*Task directions*
Review the listing and copy each line that holds the word "Mater".

*Stored records*
····················
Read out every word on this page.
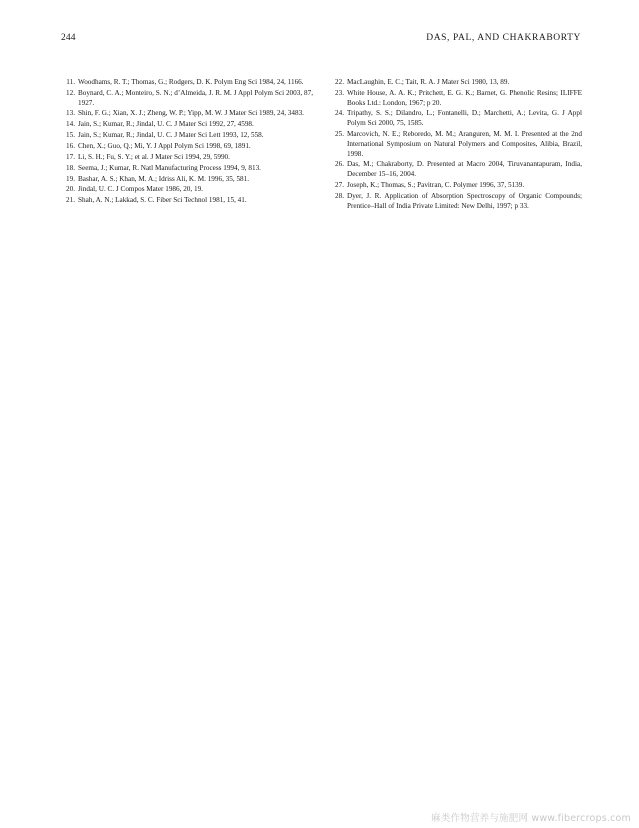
244	DAS, PAL, AND CHAKRABORTY
11. Woodhams, R. T.; Thomas, G.; Rodgers, D. K. Polym Eng Sci 1984, 24, 1166.
12. Boynard, C. A.; Monteiro, S. N.; d’Almeida, J. R. M. J Appl Polym Sci 2003, 87, 1927.
13. Shin, F. G.; Xian, X. J.; Zheng, W. P.; Yipp, M. W. J Mater Sci 1989, 24, 3483.
14. Jain, S.; Kumar, R.; Jindal, U. C. J Mater Sci 1992, 27, 4598.
15. Jain, S.; Kumar, R.; Jindal, U. C. J Mater Sci Lett 1993, 12, 558.
16. Chen, X.; Guo, Q.; Mi, Y. J Appl Polym Sci 1998, 69, 1891.
17. Li, S. H.; Fu, S. Y.; et al. J Mater Sci 1994, 29, 5990.
18. Seema, J.; Kumar, R. Natl Manufacturing Process 1994, 9, 813.
19. Bashar, A. S.; Khan, M. A.; Idriss Ali, K. M. 1996, 35, 581.
20. Jindal, U. C. J Compos Mater 1986, 20, 19.
21. Shah, A. N.; Lakkad, S. C. Fiber Sci Technol 1981, 15, 41.
22. MacLaughin, E. C.; Tait, R. A. J Mater Sci 1980, 13, 89.
23. White House, A. A. K.; Pritchett, E. G. K.; Barnet, G. Phenolic Resins; ILIFFE Books Ltd.: London, 1967; p 20.
24. Tripathy, S. S.; Dilandro, L.; Fontanelli, D.; Marchetti, A.; Levita, G. J Appl Polym Sci 2000, 75, 1585.
25. Marcovich, N. E.; Reboredo, M. M.; Aranguren, M. M. I. Presented at the 2nd International Symposium on Natural Polymers and Composites, Alibia, Brazil, 1998.
26. Das, M.; Chakraborty, D. Presented at Macro 2004, Tiruvanantapuram, India, December 15–16, 2004.
27. Joseph, K.; Thomas, S.; Pavitran, C. Polymer 1996, 37, 5139.
28. Dyer, J. R. Application of Absorption Spectroscopy of Organic Compounds; Prentice–Hall of India Private Limited: New Delhi, 1997; p 33.
麻类作物营养与施肥网 www.fibercrops.com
····················
*Solved exercise*
13. Shin, F. G.; Xian, X. J.; Zheng, W. P.; Yipp, M. W. J Mater Sci 1989, 24, 3483.
14. Jain, S.; Kumar, R.; Jindal, U. C. J Mater Sci 1992, 27, 4598.
15. Jain, S.; Kumar, R.; Jindal, U. C. J Mater Sci Lett 1993, 12, 558.
17. Li, S. H.; Fu, S. Y.; et al. J Mater Sci 1994, 29, 5990.
20. Jindal, U. C. J Compos Mater 1986, 20, 19.
22. MacLaughin, E. C.; Tait, R. A. J Mater Sci 1980, 13, 89.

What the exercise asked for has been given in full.